* **DATA SHOWN**:
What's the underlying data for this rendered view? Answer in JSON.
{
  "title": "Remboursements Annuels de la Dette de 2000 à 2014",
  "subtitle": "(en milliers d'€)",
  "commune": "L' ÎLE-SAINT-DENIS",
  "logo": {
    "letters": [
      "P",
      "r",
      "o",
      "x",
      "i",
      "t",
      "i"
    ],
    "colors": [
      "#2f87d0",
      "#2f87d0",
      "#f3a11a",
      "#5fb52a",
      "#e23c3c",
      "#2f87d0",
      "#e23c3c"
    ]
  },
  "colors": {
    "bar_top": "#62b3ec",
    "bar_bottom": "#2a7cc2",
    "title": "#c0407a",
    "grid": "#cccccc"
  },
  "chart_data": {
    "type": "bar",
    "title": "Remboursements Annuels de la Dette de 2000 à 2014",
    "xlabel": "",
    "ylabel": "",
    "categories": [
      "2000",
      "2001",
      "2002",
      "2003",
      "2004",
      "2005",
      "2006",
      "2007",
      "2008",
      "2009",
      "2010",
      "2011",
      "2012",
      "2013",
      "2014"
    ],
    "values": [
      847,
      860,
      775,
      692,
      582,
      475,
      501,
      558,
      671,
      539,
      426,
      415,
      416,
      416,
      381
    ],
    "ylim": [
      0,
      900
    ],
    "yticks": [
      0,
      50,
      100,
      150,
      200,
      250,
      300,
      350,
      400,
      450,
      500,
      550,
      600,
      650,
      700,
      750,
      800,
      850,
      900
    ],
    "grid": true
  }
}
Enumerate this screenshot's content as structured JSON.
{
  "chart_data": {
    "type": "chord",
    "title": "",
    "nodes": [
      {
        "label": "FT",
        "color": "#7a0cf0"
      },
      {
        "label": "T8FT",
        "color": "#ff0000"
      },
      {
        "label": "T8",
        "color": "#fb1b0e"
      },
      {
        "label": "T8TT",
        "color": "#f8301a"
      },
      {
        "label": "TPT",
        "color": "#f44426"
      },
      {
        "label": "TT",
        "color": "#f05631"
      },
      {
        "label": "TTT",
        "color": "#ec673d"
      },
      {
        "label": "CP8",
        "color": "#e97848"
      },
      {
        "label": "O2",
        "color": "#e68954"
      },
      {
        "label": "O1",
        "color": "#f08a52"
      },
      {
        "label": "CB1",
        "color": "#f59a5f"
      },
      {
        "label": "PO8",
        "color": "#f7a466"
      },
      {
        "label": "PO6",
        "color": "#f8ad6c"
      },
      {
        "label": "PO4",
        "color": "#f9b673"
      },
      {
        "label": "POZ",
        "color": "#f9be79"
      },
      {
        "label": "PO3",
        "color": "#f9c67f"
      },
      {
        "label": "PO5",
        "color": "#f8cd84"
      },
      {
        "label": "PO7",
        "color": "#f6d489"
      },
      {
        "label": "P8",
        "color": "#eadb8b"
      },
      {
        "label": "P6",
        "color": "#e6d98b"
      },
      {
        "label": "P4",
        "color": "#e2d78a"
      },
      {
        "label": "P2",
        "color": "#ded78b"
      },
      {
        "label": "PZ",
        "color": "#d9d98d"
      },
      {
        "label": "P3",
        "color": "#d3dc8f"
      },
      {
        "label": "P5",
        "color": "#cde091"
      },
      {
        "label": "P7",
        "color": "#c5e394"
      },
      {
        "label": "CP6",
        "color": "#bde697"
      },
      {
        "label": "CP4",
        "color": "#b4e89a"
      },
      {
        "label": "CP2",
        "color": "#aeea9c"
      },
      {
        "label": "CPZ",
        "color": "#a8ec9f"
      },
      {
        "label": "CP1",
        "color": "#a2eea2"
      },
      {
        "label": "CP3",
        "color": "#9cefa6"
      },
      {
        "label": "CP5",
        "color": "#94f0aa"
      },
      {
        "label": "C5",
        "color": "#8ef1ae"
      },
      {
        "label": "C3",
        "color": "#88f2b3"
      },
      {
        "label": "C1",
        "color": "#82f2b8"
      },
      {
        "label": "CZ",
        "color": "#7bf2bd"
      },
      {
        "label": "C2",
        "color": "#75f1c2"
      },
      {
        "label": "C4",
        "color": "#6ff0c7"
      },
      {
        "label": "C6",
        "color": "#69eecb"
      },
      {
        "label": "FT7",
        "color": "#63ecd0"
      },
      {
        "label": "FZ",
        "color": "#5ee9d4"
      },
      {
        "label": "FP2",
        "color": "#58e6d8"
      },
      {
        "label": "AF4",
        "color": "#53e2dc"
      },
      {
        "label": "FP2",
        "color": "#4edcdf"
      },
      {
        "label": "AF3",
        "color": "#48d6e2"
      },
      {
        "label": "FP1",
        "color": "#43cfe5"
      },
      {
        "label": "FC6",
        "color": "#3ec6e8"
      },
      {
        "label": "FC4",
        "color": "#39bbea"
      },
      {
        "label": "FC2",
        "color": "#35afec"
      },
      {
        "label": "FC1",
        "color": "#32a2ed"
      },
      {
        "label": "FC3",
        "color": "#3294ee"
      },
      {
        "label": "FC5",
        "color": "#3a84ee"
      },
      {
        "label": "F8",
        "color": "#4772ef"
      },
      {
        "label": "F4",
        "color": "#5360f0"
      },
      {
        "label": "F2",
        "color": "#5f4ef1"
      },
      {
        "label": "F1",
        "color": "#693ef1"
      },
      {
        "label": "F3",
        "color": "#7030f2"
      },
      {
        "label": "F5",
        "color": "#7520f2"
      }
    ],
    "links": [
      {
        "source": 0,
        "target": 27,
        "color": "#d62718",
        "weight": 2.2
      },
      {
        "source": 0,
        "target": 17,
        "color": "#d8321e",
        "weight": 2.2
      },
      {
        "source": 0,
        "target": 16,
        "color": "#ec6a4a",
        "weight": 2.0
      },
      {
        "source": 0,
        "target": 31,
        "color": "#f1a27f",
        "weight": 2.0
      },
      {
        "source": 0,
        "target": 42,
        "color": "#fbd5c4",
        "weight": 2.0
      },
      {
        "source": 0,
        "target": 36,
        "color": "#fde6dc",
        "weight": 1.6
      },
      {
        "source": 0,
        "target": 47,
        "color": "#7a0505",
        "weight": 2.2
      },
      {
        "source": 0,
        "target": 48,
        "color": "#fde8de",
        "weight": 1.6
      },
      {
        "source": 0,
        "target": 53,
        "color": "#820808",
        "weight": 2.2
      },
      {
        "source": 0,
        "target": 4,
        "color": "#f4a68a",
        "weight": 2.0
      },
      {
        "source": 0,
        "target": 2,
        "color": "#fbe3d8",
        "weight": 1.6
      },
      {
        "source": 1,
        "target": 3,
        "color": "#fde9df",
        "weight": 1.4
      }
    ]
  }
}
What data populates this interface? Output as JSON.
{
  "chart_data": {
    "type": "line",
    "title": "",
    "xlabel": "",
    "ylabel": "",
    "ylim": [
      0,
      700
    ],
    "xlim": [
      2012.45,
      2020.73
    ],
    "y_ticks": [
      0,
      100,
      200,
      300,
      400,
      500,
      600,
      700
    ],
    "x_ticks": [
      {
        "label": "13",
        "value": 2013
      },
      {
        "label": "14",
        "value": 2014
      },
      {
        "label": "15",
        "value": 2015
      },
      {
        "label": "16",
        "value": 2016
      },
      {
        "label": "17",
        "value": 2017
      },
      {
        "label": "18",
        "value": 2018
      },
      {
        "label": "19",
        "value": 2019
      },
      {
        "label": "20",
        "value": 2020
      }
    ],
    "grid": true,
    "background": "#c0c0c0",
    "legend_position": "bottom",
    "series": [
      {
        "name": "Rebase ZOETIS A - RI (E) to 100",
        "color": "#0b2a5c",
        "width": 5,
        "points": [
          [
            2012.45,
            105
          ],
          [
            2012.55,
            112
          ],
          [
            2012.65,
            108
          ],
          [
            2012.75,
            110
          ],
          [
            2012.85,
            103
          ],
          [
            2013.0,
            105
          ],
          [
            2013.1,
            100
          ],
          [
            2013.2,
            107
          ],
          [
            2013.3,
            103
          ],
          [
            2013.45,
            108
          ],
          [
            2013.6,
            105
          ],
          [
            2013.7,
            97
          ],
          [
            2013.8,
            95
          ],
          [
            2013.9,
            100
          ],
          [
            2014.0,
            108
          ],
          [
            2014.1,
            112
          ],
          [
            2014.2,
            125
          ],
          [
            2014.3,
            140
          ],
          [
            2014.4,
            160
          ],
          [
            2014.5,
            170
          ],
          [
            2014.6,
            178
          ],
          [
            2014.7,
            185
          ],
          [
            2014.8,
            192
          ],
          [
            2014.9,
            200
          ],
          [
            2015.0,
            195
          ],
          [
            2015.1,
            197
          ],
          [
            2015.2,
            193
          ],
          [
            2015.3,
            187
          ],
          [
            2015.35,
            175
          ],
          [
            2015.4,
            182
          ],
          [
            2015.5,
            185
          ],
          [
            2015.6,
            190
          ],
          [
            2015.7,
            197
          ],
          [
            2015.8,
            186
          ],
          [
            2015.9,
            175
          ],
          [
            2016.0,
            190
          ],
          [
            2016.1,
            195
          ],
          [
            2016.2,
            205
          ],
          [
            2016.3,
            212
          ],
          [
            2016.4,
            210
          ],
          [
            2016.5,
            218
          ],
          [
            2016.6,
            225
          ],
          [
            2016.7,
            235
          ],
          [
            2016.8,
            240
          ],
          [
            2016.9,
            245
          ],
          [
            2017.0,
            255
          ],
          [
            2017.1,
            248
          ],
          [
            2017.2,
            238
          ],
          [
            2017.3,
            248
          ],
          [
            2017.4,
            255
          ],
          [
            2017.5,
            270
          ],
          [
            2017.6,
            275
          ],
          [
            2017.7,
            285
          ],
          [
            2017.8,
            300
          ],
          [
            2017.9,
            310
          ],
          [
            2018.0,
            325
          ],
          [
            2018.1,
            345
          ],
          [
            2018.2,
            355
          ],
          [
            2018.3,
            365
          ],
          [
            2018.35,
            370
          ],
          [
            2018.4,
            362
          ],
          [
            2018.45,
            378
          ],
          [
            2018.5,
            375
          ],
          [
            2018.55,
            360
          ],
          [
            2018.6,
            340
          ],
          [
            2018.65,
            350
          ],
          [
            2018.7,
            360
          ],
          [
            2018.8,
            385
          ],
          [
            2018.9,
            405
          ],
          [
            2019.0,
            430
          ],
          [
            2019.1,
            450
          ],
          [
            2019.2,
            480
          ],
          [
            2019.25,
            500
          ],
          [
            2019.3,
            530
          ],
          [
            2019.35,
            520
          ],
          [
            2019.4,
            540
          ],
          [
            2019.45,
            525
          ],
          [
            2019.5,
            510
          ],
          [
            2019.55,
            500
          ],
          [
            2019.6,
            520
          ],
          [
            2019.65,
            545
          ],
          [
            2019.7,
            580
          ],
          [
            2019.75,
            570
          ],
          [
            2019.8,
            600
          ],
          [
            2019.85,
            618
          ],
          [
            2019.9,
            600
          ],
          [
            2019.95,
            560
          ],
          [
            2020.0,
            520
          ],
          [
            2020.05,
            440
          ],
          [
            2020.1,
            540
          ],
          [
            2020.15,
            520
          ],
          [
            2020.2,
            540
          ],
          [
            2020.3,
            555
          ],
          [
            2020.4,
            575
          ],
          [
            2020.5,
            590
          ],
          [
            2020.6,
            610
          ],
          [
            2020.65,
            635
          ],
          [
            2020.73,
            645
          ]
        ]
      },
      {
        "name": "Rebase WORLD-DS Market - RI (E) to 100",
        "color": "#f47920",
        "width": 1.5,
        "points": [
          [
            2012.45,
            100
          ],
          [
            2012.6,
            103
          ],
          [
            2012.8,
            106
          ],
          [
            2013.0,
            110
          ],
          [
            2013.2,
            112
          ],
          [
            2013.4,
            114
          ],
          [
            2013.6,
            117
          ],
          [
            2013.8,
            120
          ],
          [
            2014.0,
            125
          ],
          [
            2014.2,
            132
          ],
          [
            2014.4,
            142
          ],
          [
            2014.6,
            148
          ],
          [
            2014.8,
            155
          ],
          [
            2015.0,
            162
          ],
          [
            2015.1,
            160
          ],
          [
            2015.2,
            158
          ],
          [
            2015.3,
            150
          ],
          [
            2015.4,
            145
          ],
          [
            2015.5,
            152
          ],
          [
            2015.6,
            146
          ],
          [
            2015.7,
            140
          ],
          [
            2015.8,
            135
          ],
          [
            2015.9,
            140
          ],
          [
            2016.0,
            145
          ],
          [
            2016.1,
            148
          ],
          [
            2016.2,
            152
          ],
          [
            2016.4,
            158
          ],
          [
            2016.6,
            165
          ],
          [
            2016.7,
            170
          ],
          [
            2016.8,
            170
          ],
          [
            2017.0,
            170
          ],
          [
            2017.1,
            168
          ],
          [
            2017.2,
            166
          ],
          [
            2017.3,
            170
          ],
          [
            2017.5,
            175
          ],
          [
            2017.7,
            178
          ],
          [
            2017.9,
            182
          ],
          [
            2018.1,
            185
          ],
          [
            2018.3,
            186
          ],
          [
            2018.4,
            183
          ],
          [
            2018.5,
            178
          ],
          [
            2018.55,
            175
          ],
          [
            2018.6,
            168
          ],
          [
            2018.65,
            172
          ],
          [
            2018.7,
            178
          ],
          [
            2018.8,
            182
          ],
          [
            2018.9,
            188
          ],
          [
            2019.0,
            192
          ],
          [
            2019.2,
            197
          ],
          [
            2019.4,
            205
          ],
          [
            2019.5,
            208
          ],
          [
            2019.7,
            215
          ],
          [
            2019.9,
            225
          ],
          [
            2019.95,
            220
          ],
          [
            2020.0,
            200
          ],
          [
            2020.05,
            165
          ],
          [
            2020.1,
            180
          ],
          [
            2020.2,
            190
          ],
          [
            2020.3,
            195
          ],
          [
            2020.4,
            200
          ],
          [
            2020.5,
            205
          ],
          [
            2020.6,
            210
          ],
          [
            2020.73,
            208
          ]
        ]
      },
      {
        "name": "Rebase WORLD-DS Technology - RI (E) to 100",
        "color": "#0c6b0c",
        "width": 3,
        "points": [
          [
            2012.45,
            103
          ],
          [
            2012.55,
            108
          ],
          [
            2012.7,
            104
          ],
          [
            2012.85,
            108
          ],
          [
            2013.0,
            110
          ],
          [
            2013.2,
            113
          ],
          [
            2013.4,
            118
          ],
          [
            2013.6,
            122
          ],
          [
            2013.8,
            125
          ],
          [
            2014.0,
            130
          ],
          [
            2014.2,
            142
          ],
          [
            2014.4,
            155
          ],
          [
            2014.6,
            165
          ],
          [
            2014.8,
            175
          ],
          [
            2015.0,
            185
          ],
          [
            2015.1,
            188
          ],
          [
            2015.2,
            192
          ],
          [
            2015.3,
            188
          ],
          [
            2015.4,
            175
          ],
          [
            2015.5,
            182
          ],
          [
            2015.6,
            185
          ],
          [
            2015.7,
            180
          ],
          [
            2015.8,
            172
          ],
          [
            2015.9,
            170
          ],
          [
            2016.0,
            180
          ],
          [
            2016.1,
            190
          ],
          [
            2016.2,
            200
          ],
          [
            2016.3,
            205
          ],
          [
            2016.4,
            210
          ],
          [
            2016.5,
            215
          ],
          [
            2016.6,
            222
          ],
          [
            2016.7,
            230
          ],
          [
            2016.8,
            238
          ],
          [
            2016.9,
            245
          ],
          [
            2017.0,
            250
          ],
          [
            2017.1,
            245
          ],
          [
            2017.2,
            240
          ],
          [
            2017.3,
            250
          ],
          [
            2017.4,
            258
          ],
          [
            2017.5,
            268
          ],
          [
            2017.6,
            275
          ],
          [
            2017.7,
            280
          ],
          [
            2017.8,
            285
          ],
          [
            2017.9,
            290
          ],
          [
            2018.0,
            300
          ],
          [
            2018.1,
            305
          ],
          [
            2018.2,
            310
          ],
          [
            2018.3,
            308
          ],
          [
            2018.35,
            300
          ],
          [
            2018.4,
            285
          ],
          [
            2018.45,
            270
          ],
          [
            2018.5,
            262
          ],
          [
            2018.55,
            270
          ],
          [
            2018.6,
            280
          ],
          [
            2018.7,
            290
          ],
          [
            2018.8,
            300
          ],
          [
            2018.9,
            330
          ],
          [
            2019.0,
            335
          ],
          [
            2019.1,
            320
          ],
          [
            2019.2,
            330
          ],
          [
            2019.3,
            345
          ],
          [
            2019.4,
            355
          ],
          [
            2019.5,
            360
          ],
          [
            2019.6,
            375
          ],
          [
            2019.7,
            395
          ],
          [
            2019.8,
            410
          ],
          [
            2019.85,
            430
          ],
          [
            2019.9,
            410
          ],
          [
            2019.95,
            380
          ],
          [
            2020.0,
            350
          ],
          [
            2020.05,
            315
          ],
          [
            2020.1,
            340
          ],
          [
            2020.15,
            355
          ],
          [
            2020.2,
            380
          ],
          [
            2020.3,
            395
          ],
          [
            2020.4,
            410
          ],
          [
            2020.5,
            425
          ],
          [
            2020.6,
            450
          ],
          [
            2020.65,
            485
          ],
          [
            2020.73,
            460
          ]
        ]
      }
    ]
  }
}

* **THE PROBLEM**: Gather up every line in the data above that contains the word "target", copying each one.

* **EXERCISE OUTPUT**:
        "target": 27,
        "target": 17,
        "target": 16,
        "target": 31,
        "target": 42,
        "target": 36,
        "target": 47,
        "target": 48,
        "target": 53,
        "target": 4,
        "target": 2,
        "target": 3,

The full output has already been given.